═════ Listing

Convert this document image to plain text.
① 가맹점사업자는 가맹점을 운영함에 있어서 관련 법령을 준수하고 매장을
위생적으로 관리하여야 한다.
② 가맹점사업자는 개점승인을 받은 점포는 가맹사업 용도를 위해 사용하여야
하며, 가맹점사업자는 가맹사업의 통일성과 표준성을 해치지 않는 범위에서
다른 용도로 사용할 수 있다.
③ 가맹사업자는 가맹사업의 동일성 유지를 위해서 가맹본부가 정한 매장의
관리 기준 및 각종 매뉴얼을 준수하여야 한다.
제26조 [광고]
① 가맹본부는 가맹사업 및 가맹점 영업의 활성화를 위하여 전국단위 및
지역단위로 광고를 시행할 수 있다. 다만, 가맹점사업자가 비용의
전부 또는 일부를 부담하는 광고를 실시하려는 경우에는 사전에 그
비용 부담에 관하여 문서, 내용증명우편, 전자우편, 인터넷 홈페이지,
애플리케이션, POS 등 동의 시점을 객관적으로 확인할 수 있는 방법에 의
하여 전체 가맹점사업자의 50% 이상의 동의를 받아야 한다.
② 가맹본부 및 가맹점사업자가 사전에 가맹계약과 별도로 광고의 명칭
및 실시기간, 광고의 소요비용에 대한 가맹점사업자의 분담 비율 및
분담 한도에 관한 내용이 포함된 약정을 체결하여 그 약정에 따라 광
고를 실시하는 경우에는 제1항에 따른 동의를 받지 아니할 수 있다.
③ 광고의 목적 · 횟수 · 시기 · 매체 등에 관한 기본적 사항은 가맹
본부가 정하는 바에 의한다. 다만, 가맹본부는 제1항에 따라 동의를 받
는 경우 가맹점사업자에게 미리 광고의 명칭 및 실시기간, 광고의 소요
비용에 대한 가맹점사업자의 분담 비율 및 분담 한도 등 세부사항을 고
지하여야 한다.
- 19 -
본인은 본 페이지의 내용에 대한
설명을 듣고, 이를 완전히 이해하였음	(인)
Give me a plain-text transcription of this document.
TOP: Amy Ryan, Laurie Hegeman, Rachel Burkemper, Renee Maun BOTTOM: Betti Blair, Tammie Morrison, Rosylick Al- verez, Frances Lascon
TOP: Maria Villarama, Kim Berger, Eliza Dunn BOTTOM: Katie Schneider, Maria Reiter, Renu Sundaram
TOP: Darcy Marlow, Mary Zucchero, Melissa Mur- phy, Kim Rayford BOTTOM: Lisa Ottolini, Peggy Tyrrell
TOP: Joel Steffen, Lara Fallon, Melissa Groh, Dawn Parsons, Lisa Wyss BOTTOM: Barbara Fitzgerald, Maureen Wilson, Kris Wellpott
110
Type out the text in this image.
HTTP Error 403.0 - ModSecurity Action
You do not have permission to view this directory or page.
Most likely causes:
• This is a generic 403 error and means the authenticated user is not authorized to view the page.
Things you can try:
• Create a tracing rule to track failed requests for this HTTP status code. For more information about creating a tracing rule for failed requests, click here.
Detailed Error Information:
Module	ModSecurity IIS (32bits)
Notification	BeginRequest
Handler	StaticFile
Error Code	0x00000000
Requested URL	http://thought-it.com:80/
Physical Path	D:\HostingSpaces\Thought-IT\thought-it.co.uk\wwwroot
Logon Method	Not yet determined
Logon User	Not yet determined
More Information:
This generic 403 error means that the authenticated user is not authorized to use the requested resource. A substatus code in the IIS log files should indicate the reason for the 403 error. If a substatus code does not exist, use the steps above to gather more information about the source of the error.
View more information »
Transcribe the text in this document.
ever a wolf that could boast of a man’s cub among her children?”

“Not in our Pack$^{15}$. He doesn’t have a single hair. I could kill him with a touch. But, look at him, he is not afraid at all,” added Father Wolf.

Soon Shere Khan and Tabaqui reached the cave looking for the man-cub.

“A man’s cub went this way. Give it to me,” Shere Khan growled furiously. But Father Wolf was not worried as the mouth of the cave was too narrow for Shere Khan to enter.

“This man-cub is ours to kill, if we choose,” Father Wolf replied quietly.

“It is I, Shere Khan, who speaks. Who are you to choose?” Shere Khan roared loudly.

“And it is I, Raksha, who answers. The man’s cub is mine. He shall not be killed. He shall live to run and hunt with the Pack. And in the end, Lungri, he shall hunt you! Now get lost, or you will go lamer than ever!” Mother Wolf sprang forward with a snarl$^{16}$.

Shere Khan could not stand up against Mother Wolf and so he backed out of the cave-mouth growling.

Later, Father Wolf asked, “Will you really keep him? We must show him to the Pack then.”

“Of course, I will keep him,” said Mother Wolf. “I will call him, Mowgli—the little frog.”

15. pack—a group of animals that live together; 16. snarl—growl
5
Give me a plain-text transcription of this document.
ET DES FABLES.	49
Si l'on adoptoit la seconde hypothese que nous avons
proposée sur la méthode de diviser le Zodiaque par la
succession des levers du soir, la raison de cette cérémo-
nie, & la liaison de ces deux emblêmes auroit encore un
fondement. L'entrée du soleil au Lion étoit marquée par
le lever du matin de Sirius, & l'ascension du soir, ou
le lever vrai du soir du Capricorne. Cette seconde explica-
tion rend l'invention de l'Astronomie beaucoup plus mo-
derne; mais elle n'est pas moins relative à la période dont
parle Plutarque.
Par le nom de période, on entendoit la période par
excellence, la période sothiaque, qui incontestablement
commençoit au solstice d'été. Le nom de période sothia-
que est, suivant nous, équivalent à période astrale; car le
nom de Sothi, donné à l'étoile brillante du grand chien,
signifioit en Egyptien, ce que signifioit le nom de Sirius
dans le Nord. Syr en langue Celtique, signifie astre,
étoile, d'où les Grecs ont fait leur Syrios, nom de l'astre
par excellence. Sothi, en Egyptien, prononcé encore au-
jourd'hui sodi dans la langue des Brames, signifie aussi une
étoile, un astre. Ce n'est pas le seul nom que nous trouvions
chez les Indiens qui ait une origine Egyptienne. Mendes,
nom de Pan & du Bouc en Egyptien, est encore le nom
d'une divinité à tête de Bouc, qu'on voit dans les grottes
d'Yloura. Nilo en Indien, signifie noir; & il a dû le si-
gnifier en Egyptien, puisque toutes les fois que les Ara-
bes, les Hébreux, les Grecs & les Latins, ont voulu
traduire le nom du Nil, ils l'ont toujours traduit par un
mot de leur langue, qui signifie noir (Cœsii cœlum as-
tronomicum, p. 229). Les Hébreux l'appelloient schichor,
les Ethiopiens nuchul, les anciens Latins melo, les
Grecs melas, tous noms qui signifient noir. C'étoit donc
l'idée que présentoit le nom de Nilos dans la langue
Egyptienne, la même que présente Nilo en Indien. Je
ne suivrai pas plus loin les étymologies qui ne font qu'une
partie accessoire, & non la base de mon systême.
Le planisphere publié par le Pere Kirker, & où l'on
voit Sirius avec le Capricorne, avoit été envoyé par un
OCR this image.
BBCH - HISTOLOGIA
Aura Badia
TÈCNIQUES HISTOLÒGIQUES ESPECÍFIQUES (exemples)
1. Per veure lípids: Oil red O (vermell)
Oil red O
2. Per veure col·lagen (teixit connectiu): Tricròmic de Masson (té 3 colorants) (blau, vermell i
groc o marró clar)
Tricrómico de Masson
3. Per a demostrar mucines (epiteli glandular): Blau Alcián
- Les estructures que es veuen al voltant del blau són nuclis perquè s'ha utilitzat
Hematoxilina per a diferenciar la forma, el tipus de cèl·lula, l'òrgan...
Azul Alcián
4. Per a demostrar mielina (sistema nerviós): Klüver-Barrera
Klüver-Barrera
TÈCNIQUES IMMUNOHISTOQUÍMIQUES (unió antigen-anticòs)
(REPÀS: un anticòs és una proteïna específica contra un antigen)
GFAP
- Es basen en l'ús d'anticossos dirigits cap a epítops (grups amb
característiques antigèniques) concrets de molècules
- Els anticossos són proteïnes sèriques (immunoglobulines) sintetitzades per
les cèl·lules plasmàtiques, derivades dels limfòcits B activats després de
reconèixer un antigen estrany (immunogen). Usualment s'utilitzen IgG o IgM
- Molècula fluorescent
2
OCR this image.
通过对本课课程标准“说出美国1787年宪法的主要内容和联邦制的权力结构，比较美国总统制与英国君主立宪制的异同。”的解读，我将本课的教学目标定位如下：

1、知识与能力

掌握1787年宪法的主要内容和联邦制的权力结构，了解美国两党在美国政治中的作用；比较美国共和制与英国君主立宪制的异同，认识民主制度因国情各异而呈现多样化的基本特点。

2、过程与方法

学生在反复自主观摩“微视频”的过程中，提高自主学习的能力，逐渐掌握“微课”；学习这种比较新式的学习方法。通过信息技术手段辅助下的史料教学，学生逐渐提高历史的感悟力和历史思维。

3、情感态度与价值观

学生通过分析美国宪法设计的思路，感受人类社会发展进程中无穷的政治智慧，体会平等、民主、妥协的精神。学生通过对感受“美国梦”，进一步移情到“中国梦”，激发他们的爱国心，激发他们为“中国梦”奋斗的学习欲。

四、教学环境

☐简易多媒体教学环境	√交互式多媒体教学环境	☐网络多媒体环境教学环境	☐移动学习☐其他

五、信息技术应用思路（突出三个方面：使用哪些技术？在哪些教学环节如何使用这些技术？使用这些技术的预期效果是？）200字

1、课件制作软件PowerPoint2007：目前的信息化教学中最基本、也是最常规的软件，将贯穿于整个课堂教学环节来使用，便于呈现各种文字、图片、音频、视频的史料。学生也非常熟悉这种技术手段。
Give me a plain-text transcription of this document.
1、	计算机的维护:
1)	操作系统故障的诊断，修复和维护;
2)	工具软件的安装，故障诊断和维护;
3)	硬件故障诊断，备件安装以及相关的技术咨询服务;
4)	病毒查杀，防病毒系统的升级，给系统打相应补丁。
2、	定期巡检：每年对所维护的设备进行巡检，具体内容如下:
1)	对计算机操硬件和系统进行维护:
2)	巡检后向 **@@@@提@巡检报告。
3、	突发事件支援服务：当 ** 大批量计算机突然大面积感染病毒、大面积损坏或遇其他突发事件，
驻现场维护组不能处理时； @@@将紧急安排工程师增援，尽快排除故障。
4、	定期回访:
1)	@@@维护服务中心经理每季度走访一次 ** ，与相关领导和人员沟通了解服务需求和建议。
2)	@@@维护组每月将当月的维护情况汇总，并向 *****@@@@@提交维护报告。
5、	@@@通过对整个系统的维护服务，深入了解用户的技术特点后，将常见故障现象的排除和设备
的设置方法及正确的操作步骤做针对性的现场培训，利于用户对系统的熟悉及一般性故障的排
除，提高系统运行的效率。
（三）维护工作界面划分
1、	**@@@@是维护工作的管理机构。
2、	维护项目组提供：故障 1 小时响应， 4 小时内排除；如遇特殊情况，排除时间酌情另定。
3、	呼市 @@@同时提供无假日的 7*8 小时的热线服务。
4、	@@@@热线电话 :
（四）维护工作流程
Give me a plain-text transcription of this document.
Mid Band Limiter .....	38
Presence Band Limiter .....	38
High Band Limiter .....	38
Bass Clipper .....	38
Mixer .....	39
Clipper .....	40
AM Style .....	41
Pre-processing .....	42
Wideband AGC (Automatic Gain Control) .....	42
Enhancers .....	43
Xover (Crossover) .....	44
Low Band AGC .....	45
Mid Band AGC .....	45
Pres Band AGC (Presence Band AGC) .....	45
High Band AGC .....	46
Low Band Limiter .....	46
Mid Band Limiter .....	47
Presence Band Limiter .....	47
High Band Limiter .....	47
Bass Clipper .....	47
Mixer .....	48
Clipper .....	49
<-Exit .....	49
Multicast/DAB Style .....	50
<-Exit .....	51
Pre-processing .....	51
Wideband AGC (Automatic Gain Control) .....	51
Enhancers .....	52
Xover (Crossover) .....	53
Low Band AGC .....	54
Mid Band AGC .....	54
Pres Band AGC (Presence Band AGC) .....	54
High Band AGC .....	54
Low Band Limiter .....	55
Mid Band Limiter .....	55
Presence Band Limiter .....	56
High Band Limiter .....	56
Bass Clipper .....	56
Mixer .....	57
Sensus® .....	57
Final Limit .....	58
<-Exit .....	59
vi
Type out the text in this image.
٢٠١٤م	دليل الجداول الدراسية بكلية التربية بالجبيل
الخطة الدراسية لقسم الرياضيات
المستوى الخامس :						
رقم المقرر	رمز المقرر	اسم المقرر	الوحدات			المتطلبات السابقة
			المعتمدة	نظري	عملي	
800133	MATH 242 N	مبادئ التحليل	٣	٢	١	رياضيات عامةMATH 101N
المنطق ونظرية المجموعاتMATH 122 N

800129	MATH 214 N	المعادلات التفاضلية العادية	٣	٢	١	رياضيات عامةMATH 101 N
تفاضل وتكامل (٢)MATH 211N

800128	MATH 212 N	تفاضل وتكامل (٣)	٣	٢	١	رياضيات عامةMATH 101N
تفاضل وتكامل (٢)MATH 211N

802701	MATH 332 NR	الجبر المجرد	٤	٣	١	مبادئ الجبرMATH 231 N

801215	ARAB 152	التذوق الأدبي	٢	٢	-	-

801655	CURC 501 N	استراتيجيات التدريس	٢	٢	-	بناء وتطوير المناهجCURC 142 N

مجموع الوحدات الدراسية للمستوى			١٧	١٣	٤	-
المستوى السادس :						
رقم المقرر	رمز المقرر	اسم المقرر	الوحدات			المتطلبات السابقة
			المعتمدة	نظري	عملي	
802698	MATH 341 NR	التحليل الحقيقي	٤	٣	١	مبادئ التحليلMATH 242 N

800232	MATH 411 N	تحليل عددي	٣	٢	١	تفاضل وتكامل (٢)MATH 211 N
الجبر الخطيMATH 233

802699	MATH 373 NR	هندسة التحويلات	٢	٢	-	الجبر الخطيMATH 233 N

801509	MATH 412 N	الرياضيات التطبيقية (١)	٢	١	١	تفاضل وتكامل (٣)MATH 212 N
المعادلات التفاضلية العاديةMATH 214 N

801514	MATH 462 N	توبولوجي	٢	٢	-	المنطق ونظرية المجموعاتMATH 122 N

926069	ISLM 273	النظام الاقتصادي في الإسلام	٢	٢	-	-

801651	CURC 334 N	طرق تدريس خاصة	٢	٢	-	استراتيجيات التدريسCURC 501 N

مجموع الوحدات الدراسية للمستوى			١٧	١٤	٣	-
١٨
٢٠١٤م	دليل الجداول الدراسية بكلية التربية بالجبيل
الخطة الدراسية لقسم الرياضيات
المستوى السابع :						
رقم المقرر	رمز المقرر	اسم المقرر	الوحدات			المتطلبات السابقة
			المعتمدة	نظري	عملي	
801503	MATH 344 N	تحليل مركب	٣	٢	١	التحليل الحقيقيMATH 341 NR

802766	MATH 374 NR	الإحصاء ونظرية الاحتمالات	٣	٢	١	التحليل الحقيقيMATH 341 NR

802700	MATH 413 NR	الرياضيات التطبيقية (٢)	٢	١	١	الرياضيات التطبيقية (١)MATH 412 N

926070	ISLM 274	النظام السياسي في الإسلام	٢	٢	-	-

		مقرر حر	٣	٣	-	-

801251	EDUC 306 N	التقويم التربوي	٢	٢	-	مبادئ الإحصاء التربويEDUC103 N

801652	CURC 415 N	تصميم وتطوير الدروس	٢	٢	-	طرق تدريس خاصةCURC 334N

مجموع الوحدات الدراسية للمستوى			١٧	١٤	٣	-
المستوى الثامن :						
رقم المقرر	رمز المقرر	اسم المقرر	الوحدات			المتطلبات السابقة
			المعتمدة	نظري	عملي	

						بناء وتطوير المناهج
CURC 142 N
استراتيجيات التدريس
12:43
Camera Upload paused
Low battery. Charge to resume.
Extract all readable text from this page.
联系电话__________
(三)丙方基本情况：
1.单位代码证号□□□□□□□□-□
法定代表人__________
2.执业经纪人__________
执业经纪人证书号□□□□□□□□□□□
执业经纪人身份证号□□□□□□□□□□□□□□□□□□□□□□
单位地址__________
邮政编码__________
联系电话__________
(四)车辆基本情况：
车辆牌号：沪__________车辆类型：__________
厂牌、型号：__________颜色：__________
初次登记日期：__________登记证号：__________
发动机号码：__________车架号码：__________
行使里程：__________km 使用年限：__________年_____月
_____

══════════

Work to be completed: Scan the material and collect every line that contains "Xover".

The response:
Xover (Crossover) .....	44
Xover (Crossover) .....	53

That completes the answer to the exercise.